Find the string "avatar" in the entries and copy each line that has it.
:: EXCERPTED DATA ::
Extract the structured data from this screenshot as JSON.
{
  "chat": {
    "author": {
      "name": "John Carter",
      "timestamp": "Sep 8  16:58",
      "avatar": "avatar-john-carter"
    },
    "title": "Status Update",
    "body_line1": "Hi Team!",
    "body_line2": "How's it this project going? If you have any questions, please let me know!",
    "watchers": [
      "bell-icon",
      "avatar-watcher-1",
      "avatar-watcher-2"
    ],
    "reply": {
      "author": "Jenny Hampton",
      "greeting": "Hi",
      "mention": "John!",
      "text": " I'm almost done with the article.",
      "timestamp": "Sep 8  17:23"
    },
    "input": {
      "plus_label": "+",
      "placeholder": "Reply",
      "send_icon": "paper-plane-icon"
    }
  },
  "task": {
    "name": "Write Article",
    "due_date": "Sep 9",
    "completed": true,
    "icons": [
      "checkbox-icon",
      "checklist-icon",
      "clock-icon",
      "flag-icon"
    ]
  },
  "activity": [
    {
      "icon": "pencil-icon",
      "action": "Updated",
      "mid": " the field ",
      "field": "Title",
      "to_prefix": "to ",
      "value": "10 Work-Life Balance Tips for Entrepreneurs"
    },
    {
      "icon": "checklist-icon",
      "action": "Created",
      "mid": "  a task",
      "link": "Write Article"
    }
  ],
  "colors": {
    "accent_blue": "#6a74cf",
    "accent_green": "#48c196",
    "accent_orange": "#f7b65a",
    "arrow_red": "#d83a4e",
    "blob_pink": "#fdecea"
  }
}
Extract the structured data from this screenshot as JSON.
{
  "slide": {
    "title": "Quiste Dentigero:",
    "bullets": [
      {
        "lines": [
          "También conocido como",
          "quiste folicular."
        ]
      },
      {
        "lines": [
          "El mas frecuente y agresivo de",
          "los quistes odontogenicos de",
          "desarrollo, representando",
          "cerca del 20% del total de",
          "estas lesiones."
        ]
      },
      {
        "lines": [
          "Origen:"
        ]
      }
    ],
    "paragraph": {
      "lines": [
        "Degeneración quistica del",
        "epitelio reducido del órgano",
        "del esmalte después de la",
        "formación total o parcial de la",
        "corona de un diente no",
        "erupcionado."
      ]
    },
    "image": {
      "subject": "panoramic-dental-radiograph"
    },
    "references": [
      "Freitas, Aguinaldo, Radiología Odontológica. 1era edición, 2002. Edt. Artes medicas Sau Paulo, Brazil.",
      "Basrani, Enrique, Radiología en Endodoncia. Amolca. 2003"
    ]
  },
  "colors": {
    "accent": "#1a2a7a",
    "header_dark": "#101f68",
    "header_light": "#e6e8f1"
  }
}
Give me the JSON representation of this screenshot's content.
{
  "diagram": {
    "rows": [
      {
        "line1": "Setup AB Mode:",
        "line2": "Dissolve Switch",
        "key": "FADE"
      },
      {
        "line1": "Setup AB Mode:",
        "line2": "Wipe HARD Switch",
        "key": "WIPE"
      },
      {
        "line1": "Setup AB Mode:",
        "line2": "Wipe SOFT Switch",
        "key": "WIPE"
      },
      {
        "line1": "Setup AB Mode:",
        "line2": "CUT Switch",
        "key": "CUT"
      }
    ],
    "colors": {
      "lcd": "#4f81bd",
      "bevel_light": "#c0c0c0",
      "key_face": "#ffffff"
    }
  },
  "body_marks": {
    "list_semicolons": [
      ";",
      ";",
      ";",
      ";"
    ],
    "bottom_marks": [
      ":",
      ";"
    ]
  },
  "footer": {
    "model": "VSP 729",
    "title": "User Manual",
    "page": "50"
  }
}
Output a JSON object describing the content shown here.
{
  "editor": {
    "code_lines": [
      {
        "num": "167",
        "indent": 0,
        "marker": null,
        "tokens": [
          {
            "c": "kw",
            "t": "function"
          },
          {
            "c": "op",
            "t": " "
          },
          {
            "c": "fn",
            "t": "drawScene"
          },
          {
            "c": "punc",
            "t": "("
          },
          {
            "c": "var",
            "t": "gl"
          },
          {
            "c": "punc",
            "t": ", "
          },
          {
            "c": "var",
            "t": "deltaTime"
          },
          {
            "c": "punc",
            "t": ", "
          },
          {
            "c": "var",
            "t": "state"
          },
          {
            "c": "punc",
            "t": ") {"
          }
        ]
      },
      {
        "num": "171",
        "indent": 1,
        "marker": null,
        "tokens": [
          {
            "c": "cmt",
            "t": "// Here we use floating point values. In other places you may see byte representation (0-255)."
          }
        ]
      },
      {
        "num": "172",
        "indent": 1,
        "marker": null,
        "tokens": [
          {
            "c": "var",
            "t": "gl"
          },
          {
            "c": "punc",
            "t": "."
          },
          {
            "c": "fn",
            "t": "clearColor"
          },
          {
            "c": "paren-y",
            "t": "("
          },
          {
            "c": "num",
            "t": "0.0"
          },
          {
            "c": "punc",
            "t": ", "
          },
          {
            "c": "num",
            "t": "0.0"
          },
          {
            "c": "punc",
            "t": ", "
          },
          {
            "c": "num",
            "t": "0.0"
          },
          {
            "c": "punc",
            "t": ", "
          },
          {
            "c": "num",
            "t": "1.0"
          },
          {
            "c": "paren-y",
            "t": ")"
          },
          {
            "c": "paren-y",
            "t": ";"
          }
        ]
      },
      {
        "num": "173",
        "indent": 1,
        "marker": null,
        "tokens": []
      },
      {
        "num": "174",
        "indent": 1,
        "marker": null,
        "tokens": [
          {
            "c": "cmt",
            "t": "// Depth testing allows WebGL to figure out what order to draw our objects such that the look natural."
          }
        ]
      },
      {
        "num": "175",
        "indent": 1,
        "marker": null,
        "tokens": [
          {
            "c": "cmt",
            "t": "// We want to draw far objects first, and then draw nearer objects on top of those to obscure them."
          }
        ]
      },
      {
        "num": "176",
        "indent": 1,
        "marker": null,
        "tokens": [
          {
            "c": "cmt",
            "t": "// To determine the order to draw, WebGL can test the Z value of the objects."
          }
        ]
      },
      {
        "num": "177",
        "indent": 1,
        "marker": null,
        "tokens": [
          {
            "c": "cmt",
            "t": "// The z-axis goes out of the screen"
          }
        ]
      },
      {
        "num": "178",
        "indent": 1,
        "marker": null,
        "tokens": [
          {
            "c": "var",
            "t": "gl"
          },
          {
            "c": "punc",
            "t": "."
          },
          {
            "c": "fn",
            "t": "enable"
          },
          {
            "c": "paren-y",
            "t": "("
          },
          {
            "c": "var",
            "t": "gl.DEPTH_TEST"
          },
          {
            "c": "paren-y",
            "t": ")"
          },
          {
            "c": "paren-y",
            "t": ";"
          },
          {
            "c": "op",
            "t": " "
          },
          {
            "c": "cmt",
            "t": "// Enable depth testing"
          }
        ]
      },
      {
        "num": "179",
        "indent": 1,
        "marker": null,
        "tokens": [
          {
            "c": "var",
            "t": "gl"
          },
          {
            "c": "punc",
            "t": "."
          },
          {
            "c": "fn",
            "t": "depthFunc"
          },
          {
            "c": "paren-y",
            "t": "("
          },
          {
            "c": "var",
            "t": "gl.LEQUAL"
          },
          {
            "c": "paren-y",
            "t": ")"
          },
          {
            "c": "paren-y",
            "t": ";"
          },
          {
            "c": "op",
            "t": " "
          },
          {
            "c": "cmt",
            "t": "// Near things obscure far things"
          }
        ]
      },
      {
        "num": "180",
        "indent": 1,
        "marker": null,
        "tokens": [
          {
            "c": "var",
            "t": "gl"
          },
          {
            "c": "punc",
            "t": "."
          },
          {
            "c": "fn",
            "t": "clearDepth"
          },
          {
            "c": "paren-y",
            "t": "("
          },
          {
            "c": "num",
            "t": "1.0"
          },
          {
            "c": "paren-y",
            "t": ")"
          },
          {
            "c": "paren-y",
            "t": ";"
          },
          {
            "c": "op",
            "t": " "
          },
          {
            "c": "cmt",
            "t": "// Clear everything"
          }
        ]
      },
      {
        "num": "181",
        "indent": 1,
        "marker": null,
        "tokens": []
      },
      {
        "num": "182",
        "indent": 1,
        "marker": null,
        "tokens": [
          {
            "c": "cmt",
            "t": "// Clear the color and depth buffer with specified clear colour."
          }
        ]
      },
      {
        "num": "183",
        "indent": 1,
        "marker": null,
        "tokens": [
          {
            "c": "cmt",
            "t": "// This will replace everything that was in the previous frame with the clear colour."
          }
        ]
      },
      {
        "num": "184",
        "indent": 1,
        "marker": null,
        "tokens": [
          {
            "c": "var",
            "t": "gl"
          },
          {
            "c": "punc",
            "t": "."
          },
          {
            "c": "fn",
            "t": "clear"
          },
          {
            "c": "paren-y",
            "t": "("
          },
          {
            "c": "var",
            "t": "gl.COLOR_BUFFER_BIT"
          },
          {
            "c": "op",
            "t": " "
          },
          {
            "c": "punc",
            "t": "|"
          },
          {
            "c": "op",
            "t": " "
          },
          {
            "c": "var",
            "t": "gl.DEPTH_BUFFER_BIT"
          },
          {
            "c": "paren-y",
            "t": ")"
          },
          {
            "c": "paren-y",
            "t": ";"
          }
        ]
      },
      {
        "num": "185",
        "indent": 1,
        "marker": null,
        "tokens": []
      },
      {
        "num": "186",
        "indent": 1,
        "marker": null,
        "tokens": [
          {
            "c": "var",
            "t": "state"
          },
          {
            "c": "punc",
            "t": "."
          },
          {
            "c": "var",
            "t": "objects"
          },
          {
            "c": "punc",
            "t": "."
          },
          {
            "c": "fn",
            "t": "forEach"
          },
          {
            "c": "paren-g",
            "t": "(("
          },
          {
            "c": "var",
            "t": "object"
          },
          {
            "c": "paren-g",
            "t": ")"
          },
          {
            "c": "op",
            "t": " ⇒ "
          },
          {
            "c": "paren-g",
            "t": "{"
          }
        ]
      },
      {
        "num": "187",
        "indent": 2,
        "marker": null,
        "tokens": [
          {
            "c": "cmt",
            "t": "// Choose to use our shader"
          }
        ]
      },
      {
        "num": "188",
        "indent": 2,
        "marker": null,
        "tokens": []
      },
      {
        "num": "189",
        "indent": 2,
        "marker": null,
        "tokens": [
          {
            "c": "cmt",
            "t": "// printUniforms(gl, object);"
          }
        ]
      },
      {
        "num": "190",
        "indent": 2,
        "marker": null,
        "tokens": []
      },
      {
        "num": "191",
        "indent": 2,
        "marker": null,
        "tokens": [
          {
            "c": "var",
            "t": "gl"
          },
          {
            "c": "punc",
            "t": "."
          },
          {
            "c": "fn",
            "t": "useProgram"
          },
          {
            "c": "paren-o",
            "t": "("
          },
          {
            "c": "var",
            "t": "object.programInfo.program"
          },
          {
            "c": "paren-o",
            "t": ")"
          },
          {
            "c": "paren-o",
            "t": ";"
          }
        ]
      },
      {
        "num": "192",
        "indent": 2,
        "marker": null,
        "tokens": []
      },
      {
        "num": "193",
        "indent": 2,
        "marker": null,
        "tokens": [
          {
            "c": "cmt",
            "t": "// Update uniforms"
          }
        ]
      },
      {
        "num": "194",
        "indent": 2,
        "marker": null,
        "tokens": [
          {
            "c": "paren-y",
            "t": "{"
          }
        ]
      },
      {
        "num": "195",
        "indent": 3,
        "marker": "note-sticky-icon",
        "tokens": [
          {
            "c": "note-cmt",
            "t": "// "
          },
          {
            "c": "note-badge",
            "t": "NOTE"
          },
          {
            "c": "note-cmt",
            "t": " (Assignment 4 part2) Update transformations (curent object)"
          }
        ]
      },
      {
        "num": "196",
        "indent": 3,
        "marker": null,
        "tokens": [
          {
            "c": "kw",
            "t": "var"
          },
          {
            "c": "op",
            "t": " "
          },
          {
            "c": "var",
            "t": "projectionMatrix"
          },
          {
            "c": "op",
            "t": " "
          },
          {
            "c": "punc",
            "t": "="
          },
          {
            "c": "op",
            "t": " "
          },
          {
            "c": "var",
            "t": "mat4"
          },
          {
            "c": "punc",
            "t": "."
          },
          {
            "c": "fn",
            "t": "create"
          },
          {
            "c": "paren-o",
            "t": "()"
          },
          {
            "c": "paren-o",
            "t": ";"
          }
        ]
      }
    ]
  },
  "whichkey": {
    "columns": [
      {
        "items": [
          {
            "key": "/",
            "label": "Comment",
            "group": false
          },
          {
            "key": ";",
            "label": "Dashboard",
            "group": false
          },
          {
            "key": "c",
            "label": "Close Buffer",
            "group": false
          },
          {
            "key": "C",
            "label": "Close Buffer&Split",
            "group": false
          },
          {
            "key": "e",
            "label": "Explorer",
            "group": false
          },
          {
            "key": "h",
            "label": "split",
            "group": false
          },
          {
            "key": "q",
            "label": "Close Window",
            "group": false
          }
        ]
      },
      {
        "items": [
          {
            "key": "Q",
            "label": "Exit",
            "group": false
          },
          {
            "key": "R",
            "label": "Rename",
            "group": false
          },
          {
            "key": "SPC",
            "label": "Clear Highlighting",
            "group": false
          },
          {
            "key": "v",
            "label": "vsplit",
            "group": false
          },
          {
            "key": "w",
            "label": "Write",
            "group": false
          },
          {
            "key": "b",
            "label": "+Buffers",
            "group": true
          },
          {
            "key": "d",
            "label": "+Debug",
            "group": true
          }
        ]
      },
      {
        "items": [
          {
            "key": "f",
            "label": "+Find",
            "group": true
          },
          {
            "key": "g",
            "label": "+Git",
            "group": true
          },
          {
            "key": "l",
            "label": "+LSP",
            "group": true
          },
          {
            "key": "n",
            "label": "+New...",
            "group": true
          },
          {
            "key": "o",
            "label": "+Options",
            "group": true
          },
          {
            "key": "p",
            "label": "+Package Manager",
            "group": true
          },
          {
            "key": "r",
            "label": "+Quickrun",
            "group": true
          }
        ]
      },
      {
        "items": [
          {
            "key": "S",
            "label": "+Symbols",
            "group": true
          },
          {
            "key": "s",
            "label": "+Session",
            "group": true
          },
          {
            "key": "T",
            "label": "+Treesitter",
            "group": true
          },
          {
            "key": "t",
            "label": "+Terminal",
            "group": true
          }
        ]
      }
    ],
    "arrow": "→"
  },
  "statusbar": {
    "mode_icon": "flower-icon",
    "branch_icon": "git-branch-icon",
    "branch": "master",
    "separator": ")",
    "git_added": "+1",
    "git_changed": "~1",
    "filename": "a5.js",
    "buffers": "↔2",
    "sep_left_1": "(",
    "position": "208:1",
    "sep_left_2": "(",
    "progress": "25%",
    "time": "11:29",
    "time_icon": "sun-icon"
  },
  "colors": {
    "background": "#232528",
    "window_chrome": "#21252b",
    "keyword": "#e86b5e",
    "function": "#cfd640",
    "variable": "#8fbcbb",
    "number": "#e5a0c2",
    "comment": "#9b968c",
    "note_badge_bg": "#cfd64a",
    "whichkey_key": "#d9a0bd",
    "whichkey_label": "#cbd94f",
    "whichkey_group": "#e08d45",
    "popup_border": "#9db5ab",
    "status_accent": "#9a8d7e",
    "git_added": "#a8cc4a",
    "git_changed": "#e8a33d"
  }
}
:::
COMPLETE OUTPUT:
      "avatar": "avatar-john-carter"
      "avatar-watcher-1",
      "avatar-watcher-2"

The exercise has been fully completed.